# EXCERPTED DATA
⁂

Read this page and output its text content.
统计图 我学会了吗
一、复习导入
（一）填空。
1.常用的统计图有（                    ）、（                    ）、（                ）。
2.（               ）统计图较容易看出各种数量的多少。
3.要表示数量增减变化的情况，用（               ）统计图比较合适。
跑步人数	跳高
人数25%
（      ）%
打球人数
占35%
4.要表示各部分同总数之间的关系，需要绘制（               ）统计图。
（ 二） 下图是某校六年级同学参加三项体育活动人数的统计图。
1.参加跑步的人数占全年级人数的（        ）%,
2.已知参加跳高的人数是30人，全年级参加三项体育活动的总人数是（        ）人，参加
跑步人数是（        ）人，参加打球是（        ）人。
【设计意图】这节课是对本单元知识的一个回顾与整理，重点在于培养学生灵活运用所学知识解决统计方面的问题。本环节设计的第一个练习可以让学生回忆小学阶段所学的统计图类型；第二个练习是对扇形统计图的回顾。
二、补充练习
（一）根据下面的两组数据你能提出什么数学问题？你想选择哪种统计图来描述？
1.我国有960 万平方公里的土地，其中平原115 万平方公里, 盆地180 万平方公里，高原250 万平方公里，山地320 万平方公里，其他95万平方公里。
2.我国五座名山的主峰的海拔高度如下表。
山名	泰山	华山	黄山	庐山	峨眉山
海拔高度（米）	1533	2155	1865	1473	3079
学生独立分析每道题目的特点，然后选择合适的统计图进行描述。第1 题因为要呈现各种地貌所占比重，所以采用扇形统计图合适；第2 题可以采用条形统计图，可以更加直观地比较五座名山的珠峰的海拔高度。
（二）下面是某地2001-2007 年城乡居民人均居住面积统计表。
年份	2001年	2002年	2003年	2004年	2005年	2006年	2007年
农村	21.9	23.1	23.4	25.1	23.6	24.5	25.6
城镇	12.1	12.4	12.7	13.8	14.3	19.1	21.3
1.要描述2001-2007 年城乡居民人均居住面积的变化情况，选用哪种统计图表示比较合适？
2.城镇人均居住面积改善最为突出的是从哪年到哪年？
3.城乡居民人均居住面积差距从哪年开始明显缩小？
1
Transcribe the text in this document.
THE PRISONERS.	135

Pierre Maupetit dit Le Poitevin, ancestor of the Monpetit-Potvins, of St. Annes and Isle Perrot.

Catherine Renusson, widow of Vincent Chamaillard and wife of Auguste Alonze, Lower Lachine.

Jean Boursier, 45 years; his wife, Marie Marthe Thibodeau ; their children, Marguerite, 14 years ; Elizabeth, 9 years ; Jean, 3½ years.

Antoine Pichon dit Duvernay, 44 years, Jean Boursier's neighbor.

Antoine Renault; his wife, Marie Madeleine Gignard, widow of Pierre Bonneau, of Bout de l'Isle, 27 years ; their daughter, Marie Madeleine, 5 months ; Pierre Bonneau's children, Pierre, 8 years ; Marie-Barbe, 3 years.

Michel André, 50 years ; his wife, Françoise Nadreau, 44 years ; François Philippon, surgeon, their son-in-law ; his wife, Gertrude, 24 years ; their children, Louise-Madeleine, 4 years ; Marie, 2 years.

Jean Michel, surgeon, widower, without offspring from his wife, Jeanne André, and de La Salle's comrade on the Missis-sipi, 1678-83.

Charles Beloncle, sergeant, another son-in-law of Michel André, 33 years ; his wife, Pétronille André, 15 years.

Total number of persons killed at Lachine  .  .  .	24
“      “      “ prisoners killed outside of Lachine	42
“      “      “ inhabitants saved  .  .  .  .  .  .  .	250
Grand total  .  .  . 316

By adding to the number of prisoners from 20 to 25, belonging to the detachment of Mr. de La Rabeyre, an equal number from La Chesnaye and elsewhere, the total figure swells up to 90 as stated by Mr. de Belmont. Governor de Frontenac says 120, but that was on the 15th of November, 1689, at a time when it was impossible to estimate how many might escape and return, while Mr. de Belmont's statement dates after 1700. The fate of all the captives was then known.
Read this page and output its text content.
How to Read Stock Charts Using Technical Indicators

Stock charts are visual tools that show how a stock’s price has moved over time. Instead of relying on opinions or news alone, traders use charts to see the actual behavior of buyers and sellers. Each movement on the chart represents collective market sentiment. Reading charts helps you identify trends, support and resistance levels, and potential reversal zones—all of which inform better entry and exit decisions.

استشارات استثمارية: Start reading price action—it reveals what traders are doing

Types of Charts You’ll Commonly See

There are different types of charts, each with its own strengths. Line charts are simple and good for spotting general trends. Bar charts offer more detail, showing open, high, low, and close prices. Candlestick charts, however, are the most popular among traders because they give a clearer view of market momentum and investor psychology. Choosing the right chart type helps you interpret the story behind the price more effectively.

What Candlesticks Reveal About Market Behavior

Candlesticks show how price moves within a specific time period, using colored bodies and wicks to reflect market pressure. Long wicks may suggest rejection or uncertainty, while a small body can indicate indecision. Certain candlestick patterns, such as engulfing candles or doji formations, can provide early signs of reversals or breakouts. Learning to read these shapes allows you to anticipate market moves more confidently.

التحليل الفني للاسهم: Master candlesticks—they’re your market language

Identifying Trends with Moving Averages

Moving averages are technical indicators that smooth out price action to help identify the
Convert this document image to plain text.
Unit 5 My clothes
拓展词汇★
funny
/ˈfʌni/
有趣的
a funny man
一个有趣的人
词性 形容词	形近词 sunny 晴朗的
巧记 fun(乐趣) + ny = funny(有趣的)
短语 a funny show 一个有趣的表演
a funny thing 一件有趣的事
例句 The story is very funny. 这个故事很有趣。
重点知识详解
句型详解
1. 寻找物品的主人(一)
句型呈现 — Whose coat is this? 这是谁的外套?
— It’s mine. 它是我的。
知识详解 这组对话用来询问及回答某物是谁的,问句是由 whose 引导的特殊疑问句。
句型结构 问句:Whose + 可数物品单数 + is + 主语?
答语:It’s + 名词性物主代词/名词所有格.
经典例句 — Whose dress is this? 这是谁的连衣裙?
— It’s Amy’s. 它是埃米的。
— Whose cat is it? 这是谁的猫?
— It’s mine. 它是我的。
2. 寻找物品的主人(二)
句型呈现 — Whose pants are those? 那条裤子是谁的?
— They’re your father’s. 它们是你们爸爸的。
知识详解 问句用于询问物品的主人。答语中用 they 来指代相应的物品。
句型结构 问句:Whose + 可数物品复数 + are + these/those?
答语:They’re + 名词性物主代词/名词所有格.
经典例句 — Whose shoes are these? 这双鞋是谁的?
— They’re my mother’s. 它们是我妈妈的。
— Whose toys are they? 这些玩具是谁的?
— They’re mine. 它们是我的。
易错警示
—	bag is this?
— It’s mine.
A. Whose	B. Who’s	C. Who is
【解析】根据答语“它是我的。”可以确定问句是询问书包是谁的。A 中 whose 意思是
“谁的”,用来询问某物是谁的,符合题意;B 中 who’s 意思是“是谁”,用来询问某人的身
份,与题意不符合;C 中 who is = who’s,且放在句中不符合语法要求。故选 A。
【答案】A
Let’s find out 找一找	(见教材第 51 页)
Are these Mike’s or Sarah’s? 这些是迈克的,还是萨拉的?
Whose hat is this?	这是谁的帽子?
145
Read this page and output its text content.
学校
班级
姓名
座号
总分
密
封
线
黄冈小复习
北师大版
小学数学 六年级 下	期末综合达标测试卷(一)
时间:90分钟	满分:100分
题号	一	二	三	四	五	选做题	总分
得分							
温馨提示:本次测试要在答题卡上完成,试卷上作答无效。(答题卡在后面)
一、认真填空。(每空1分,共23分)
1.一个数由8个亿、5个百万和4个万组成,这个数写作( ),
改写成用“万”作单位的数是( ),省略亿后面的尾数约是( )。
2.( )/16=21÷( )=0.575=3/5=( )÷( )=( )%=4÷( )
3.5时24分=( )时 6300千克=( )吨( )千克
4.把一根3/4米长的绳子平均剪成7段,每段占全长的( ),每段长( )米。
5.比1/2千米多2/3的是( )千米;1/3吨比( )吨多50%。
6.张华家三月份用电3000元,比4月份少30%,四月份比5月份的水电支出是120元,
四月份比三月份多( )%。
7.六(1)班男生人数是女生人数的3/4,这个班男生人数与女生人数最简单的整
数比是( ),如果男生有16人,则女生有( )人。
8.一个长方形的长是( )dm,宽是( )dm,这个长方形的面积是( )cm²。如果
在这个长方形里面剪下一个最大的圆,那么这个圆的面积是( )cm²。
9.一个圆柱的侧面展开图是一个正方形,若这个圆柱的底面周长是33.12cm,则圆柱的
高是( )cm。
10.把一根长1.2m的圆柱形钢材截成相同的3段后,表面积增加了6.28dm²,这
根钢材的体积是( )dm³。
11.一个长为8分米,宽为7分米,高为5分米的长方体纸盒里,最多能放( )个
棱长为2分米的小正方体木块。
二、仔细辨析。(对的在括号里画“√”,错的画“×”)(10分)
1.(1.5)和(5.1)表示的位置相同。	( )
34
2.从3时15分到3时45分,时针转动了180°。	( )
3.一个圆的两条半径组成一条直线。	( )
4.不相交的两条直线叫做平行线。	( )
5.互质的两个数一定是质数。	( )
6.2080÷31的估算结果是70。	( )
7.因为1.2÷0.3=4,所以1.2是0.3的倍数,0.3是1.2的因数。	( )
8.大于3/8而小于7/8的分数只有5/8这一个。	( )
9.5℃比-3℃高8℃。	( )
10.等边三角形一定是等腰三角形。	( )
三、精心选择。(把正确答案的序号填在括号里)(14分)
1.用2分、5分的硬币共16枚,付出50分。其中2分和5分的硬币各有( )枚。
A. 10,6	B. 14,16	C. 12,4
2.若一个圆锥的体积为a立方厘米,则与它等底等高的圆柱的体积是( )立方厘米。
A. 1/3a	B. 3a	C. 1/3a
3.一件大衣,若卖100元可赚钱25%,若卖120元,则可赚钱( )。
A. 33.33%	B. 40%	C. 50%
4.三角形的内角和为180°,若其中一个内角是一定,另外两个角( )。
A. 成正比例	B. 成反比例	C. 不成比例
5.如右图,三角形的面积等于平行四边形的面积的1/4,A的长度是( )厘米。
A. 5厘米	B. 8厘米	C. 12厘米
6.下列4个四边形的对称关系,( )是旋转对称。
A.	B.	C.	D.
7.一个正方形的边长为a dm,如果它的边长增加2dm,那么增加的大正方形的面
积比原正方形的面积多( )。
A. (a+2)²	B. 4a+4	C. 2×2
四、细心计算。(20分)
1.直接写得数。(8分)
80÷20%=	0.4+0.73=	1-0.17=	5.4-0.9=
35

⁂

# GOAL
Which lines hold the word "from"? Copy every one of them.

# WORKED ANSWER
Jean Michel, surgeon, widower, without offspring from his wife, Jeanne André, and de La Salle's comrade on the Missis-sipi, 1678-83.
By adding to the number of prisoners from 20 to 25, belonging to the detachment of Mr. de La Rabeyre, an equal number from La Chesnaye and elsewhere, the total figure swells up to 90 as stated by Mr. de Belmont. Governor de Frontenac says 120, but that was on the 15th of November, 1689, at a time when it was impossible to estimate how many might escape and return, while Mr. de Belmont's statement dates after 1700. The fate of all the captives was then known.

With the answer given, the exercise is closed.